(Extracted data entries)
*-*-*

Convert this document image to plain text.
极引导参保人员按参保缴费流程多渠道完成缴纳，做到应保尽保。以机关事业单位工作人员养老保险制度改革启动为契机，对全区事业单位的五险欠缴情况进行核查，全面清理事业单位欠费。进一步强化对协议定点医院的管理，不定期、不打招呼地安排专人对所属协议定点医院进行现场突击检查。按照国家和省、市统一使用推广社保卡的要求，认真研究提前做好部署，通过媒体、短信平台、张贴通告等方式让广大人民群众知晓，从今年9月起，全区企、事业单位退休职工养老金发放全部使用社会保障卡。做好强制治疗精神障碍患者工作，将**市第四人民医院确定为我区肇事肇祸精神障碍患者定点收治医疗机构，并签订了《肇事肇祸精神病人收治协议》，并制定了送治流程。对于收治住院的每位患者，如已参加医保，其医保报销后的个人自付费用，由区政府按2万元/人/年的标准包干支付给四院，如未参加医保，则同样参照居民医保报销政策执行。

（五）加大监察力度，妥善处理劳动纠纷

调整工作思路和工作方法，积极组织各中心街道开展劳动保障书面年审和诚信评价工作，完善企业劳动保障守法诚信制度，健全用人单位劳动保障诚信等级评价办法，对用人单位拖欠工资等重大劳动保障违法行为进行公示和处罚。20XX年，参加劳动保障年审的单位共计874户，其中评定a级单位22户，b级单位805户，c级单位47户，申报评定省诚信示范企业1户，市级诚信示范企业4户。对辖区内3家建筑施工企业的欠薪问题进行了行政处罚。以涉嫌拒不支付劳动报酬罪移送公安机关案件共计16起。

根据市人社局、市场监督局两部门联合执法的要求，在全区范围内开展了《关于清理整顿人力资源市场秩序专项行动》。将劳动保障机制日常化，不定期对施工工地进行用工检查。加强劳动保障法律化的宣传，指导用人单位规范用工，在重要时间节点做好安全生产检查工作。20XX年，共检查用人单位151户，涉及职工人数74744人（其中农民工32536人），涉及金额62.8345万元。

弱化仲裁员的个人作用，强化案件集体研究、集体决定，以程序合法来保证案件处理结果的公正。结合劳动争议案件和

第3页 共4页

*-*-*

● Exercise: The records above should all be quoted exactly, please.

● Answer to this problem:
Convert this document image to plain text.
极引导参保人员按参保缴费流程多渠道完成缴纳，做到应保尽保。以机关事业单位工作人员养老保险制度改革启动为契机，对全区事业单位的五险欠缴情况进行核查，全面清理事业单位欠费。进一步强化对协议定点医院的管理，不定期、不打招呼地安排专人对所属协议定点医院进行现场突击检查。按照国家和省、市统一使用推广社保卡的要求，认真研究提前做好部署，通过媒体、短信平台、张贴通告等方式让广大人民群众知晓，从今年9月起，全区企、事业单位退休职工养老金发放全部使用社会保障卡。做好强制治疗精神障碍患者工作，将**市第四人民医院确定为我区肇事肇祸精神障碍患者定点收治医疗机构，并签订了《肇事肇祸精神病人收治协议》，并制定了送治流程。对于收治住院的每位患者，如已参加医保，其医保报销后的个人自付费用，由区政府按2万元/人/年的标准包干支付给四院，如未参加医保，则同样参照居民医保报销政策执行。

（五）加大监察力度，妥善处理劳动纠纷

调整工作思路和工作方法，积极组织各中心街道开展劳动保障书面年审和诚信评价工作，完善企业劳动保障守法诚信制度，健全用人单位劳动保障诚信等级评价办法，对用人单位拖欠工资等重大劳动保障违法行为进行公示和处罚。20XX年，参加劳动保障年审的单位共计874户，其中评定a级单位22户，b级单位805户，c级单位47户，申报评定省诚信示范企业1户，市级诚信示范企业4户。对辖区内3家建筑施工企业的欠薪问题进行了行政处罚。以涉嫌拒不支付劳动报酬罪移送公安机关案件共计16起。

根据市人社局、市场监督局两部门联合执法的要求，在全区范围内开展了《关于清理整顿人力资源市场秩序专项行动》。将劳动保障机制日常化，不定期对施工工地进行用工检查。加强劳动保障法律化的宣传，指导用人单位规范用工，在重要时间节点做好安全生产检查工作。20XX年，共检查用人单位151户，涉及职工人数74744人（其中农民工32536人），涉及金额62.8345万元。

弱化仲裁员的个人作用，强化案件集体研究、集体决定，以程序合法来保证案件处理结果的公正。结合劳动争议案件和

第3页 共4页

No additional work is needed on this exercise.